* Information provided:
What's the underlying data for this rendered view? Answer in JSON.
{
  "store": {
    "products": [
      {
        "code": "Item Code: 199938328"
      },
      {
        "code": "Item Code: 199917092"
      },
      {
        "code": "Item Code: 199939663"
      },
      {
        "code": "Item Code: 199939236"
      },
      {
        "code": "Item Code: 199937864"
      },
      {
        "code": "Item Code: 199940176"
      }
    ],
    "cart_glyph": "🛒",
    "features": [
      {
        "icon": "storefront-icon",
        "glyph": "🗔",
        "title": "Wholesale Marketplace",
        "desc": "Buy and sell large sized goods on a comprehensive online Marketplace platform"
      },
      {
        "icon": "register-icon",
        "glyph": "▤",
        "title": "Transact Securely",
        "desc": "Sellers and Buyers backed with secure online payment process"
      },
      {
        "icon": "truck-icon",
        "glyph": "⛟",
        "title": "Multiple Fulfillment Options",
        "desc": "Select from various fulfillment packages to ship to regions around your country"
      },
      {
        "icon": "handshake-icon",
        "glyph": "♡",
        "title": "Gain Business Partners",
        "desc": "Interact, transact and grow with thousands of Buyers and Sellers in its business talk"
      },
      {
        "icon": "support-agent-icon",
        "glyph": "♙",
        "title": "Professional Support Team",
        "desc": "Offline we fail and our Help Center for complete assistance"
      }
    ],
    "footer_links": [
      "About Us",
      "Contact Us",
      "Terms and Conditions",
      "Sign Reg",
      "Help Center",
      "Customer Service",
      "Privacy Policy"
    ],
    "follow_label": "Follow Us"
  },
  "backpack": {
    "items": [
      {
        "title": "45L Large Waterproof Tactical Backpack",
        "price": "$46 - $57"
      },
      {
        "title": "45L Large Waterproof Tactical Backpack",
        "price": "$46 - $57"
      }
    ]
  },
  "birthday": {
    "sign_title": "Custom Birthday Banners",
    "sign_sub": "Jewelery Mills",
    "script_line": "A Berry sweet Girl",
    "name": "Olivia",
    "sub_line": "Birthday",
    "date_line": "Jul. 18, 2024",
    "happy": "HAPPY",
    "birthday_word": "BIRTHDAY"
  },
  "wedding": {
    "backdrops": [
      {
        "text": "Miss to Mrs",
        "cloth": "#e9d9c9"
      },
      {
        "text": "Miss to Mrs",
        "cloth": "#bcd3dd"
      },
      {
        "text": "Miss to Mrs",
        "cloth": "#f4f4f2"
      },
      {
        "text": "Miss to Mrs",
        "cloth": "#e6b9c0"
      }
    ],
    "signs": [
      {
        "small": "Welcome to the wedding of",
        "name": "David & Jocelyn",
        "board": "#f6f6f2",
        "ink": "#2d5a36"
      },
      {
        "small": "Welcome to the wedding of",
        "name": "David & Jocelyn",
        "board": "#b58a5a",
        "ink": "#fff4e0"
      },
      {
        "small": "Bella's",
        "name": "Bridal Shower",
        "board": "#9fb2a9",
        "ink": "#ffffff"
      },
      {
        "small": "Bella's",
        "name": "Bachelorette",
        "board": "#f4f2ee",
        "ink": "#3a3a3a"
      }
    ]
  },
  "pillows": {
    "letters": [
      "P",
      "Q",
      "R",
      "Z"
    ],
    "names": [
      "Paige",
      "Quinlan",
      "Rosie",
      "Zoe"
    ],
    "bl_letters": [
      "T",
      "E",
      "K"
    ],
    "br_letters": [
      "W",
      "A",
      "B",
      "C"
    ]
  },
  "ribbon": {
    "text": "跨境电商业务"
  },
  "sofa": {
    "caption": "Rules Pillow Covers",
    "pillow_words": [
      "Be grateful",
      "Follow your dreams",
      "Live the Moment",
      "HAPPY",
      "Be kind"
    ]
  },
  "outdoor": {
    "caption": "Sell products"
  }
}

* Required task: Return all of the data precisely as it appears.

* Correct result:
What's the underlying data for this rendered view? Answer in JSON.
{
  "store": {
    "products": [
      {
        "code": "Item Code: 199938328"
      },
      {
        "code": "Item Code: 199917092"
      },
      {
        "code": "Item Code: 199939663"
      },
      {
        "code": "Item Code: 199939236"
      },
      {
        "code": "Item Code: 199937864"
      },
      {
        "code": "Item Code: 199940176"
      }
    ],
    "cart_glyph": "🛒",
    "features": [
      {
        "icon": "storefront-icon",
        "glyph": "🗔",
        "title": "Wholesale Marketplace",
        "desc": "Buy and sell large sized goods on a comprehensive online Marketplace platform"
      },
      {
        "icon": "register-icon",
        "glyph": "▤",
        "title": "Transact Securely",
        "desc": "Sellers and Buyers backed with secure online payment process"
      },
      {
        "icon": "truck-icon",
        "glyph": "⛟",
        "title": "Multiple Fulfillment Options",
        "desc": "Select from various fulfillment packages to ship to regions around your country"
      },
      {
        "icon": "handshake-icon",
        "glyph": "♡",
        "title": "Gain Business Partners",
        "desc": "Interact, transact and grow with thousands of Buyers and Sellers in its business talk"
      },
      {
        "icon": "support-agent-icon",
        "glyph": "♙",
        "title": "Professional Support Team",
        "desc": "Offline we fail and our Help Center for complete assistance"
      }
    ],
    "footer_links": [
      "About Us",
      "Contact Us",
      "Terms and Conditions",
      "Sign Reg",
      "Help Center",
      "Customer Service",
      "Privacy Policy"
    ],
    "follow_label": "Follow Us"
  },
  "backpack": {
    "items": [
      {
        "title": "45L Large Waterproof Tactical Backpack",
        "price": "$46 - $57"
      },
      {
        "title": "45L Large Waterproof Tactical Backpack",
        "price": "$46 - $57"
      }
    ]
  },
  "birthday": {
    "sign_title": "Custom Birthday Banners",
    "sign_sub": "Jewelery Mills",
    "script_line": "A Berry sweet Girl",
    "name": "Olivia",
    "sub_line": "Birthday",
    "date_line": "Jul. 18, 2024",
    "happy": "HAPPY",
    "birthday_word": "BIRTHDAY"
  },
  "wedding": {
    "backdrops": [
      {
        "text": "Miss to Mrs",
        "cloth": "#e9d9c9"
      },
      {
        "text": "Miss to Mrs",
        "cloth": "#bcd3dd"
      },
      {
        "text": "Miss to Mrs",
        "cloth": "#f4f4f2"
      },
      {
        "text": "Miss to Mrs",
        "cloth": "#e6b9c0"
      }
    ],
    "signs": [
      {
        "small": "Welcome to the wedding of",
        "name": "David & Jocelyn",
        "board": "#f6f6f2",
        "ink": "#2d5a36"
      },
      {
        "small": "Welcome to the wedding of",
        "name": "David & Jocelyn",
        "board": "#b58a5a",
        "ink": "#fff4e0"
      },
      {
        "small": "Bella's",
        "name": "Bridal Shower",
        "board": "#9fb2a9",
        "ink": "#ffffff"
      },
      {
        "small": "Bella's",
        "name": "Bachelorette",
        "board": "#f4f2ee",
        "ink": "#3a3a3a"
      }
    ]
  },
  "pillows": {
    "letters": [
      "P",
      "Q",
      "R",
      "Z"
    ],
    "names": [
      "Paige",
      "Quinlan",
      "Rosie",
      "Zoe"
    ],
    "bl_letters": [
      "T",
      "E",
      "K"
    ],
    "br_letters": [
      "W",
      "A",
      "B",
      "C"
    ]
  },
  "ribbon": {
    "text": "跨境电商业务"
  },
  "sofa": {
    "caption": "Rules Pillow Covers",
    "pillow_words": [
      "Be grateful",
      "Follow your dreams",
      "Live the Moment",
      "HAPPY",
      "Be kind"
    ]
  },
  "outdoor": {
    "caption": "Sell products"
  }
}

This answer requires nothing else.